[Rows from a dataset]
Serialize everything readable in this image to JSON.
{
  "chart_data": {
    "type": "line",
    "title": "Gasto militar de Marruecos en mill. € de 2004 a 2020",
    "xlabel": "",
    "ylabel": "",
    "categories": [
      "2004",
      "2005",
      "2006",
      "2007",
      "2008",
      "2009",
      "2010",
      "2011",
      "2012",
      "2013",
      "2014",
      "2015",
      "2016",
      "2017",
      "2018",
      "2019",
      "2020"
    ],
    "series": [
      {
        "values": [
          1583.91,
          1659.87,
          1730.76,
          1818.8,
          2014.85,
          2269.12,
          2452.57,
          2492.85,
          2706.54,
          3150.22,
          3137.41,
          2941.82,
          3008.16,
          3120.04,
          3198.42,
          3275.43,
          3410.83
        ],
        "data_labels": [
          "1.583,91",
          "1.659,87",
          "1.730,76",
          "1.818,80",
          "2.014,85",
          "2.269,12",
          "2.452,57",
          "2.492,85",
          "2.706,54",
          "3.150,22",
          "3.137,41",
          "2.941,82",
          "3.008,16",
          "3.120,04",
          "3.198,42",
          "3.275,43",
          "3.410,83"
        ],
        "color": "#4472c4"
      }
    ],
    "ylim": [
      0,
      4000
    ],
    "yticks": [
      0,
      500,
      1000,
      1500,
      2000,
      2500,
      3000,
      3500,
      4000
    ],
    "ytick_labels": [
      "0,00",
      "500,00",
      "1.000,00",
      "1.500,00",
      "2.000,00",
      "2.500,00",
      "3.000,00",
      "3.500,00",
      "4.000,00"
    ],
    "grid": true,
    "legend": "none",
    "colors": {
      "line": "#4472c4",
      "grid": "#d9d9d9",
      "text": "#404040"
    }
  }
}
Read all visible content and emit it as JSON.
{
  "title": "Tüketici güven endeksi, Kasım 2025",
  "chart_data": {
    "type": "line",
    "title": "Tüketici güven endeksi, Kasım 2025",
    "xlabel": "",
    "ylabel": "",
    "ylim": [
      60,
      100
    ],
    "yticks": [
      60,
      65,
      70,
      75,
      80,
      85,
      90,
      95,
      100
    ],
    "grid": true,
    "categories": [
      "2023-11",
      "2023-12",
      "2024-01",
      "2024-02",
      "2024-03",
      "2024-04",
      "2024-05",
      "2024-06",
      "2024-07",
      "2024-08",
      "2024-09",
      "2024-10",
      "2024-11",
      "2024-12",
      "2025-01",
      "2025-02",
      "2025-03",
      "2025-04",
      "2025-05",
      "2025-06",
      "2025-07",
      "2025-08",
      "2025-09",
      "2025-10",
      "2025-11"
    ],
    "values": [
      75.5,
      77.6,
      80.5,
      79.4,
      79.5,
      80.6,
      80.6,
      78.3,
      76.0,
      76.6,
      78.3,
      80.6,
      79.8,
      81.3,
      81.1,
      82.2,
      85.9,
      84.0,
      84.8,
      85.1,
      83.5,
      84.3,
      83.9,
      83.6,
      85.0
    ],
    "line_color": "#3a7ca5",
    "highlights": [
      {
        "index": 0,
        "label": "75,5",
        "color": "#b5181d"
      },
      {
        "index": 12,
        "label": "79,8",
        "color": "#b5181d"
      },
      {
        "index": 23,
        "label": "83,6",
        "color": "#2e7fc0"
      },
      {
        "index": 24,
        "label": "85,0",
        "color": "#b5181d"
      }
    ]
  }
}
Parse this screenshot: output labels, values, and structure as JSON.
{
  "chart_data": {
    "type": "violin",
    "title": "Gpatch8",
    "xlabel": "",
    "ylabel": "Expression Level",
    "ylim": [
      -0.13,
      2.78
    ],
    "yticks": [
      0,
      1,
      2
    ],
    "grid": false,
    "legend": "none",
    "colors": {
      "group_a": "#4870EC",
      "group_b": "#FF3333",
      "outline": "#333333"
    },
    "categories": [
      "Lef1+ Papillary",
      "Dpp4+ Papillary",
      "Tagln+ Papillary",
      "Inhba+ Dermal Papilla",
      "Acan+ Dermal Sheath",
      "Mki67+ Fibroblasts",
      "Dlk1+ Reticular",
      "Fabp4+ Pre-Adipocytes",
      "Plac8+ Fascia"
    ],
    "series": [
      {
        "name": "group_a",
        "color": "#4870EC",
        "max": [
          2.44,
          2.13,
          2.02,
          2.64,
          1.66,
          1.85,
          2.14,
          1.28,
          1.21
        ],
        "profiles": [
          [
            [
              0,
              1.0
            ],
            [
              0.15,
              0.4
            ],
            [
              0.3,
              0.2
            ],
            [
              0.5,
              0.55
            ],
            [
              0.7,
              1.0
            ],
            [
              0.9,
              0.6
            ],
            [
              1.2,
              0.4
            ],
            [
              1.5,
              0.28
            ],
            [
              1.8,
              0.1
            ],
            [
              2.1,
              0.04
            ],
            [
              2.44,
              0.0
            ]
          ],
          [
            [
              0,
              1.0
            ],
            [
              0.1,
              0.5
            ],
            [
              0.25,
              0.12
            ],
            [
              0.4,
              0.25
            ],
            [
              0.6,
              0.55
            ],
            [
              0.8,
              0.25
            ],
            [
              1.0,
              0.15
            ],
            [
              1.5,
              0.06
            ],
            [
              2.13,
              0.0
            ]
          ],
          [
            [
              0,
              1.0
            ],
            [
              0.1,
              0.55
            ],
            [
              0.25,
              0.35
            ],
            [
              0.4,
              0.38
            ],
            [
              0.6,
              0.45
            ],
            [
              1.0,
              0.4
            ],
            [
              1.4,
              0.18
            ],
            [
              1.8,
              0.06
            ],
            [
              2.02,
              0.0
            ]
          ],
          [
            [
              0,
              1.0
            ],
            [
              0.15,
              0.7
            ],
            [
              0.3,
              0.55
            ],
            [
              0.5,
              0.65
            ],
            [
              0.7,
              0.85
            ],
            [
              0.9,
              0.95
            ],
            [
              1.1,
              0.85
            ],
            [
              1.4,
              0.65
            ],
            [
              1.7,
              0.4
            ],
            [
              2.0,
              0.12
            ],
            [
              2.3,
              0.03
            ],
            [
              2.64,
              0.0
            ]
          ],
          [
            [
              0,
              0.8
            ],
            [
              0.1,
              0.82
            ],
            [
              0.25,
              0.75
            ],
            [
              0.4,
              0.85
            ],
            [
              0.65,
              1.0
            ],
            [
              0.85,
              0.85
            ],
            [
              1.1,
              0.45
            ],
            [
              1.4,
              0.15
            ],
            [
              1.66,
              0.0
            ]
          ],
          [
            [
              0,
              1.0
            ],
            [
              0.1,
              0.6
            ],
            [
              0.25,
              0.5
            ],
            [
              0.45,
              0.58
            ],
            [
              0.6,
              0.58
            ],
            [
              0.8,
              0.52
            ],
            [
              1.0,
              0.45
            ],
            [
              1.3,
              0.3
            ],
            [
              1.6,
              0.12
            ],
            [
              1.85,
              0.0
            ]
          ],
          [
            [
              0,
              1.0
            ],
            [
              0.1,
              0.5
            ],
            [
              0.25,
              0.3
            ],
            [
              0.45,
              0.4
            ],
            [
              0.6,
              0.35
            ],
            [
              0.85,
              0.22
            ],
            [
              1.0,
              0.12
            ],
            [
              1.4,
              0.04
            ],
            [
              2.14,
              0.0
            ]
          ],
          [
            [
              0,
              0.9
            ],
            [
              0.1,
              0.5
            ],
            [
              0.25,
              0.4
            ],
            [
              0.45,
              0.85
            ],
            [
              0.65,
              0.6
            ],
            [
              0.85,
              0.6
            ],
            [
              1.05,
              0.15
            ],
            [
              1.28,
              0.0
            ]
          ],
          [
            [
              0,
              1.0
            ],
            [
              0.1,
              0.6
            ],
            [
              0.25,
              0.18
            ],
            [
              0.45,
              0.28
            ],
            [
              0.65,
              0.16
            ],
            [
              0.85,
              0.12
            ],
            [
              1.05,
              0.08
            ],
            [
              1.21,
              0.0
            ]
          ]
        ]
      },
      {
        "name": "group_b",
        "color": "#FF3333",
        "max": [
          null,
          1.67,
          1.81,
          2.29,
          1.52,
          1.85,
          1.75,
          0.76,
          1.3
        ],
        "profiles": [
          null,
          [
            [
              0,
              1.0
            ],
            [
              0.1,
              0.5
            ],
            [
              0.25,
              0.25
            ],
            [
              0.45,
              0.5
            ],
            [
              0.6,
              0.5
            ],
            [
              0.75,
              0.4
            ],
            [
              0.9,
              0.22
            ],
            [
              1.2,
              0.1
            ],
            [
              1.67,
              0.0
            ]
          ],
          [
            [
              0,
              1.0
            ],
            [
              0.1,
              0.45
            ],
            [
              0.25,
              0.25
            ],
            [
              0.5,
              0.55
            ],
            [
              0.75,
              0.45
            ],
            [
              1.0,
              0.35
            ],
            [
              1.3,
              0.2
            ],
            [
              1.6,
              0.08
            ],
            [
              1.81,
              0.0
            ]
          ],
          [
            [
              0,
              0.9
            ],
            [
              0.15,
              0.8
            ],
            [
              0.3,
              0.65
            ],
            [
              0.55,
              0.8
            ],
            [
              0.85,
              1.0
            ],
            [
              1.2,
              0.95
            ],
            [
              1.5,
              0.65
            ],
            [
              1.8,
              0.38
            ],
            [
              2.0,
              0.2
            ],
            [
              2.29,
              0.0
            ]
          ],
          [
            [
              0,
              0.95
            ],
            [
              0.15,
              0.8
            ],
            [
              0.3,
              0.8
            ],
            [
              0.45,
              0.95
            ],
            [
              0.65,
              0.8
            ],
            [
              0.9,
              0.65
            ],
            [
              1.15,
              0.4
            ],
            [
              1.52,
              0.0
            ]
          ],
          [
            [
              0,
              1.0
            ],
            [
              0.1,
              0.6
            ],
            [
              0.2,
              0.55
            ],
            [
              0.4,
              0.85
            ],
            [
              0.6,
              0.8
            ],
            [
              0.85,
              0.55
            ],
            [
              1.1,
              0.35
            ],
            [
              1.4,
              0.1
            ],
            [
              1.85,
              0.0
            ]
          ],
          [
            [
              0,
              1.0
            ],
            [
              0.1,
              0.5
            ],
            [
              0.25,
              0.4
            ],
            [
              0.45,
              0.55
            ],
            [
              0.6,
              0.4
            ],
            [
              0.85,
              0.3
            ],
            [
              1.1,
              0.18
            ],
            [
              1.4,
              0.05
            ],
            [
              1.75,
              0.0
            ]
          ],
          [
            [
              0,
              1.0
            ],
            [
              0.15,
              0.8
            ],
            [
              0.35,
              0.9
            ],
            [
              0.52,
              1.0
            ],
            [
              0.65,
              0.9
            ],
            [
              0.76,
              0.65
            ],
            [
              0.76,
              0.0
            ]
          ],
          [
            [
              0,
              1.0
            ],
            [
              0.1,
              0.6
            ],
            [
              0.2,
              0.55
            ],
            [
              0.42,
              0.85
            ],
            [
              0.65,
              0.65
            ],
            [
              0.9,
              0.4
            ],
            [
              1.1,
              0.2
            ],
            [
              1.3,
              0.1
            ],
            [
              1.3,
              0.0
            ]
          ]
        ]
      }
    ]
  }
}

Task goal
Going over the lines above, work out how many include "JSON", then give only that number.

Result
3